Check each line for the word "Tarihi" and give how many have it. Say nothing else.
▬▬▬▬▬▬
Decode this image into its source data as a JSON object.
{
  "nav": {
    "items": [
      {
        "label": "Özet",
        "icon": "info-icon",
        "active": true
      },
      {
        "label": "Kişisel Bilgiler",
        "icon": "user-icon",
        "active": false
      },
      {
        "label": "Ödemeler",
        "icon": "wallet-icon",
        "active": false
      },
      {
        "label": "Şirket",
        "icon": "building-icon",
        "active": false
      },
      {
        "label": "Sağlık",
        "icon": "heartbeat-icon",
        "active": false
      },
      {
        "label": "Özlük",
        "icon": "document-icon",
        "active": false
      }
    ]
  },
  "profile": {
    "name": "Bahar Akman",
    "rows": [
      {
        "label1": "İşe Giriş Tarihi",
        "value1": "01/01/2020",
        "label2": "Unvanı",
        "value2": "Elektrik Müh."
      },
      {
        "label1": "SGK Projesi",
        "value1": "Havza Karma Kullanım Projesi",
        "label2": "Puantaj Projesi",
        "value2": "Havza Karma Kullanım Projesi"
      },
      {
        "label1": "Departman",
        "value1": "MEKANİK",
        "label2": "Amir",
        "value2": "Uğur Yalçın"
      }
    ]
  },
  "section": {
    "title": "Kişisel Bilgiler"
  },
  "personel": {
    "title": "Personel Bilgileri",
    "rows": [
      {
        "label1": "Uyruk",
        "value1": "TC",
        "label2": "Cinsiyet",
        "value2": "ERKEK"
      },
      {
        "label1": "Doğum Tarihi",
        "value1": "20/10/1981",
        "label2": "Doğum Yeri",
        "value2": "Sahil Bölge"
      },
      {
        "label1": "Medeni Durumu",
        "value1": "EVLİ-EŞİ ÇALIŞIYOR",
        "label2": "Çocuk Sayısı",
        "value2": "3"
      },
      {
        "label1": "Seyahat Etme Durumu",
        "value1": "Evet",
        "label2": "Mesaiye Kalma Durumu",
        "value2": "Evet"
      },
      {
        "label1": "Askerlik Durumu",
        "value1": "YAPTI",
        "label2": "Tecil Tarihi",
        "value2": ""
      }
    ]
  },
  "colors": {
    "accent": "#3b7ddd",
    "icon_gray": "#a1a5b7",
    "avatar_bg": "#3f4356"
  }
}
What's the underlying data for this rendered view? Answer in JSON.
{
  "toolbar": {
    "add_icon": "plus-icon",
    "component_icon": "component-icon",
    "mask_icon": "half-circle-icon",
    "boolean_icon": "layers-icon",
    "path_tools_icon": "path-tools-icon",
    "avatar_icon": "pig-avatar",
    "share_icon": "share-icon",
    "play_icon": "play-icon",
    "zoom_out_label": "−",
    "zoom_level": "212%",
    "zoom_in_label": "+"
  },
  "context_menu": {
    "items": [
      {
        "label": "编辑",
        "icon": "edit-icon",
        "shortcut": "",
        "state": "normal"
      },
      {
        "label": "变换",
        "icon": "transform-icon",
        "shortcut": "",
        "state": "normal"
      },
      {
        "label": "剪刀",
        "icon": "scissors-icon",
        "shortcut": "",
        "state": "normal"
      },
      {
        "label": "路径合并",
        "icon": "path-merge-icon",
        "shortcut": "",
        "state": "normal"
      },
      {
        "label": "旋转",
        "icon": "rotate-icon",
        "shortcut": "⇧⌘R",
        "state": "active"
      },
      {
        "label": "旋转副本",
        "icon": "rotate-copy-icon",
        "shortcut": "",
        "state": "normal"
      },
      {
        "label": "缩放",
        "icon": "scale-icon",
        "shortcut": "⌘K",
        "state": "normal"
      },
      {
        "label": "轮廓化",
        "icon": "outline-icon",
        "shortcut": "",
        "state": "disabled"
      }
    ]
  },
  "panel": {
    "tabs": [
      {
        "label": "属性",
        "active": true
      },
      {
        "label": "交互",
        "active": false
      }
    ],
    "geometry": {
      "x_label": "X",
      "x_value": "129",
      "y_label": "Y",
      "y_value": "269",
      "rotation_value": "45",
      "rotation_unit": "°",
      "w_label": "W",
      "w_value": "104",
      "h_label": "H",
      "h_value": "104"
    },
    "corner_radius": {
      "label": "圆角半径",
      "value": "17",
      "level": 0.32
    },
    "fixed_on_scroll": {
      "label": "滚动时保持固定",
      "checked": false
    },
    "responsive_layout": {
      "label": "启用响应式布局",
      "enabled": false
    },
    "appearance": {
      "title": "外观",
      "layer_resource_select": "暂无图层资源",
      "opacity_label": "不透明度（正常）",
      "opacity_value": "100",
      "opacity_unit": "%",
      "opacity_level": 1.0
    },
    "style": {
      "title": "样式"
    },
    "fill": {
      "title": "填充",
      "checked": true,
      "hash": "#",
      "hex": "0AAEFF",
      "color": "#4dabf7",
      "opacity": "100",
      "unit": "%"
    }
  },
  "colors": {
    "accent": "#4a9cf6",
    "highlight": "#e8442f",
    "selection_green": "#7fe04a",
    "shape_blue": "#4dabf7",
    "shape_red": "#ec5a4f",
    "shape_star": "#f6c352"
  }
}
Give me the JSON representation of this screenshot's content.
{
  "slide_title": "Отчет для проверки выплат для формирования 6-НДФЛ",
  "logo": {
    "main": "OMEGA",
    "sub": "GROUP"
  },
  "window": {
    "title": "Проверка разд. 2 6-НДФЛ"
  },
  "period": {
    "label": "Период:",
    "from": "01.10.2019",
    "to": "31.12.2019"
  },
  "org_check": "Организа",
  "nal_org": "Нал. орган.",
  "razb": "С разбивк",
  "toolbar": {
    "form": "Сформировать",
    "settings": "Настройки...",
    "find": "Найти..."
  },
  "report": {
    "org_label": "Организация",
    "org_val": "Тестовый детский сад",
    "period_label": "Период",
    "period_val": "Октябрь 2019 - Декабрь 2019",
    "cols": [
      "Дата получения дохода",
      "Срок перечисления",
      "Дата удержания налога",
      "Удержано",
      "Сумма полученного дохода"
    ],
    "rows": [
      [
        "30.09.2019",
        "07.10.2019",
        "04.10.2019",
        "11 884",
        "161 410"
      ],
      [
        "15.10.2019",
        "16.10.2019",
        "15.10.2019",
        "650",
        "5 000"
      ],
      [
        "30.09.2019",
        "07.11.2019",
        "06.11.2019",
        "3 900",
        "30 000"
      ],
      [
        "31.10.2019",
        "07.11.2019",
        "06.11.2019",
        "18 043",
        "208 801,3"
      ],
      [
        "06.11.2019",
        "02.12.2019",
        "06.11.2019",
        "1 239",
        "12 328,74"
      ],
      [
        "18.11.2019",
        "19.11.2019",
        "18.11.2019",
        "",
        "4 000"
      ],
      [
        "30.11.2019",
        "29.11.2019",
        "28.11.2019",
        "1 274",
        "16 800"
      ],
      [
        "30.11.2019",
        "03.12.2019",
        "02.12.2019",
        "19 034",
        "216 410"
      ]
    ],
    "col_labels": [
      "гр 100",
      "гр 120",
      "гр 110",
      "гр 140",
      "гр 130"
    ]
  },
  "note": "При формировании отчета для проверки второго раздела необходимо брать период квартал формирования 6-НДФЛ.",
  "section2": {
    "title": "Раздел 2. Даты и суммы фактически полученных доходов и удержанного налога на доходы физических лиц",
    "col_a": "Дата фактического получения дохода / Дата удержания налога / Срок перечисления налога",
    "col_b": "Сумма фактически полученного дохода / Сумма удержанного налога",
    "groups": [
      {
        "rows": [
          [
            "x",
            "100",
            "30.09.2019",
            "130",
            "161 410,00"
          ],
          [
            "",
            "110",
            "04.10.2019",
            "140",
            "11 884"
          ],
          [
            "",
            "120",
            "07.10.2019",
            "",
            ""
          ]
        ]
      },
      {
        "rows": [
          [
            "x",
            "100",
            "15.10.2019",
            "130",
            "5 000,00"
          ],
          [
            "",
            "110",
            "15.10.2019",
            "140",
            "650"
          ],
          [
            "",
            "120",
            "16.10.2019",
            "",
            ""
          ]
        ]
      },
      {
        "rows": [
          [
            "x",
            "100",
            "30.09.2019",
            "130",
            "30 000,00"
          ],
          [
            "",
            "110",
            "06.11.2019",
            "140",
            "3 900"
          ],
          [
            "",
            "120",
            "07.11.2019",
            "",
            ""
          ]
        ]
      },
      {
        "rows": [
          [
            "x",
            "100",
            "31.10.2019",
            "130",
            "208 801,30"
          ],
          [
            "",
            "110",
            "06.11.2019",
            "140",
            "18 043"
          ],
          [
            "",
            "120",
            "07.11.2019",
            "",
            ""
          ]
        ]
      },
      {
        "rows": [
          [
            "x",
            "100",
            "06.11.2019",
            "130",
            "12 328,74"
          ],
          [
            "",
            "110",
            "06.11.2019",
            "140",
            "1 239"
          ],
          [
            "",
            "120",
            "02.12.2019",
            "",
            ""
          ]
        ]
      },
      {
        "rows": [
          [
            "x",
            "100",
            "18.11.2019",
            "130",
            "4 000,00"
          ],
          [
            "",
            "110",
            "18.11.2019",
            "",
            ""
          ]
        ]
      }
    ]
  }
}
▬▬▬▬▬▬
#### [FULL OUTPUT]
3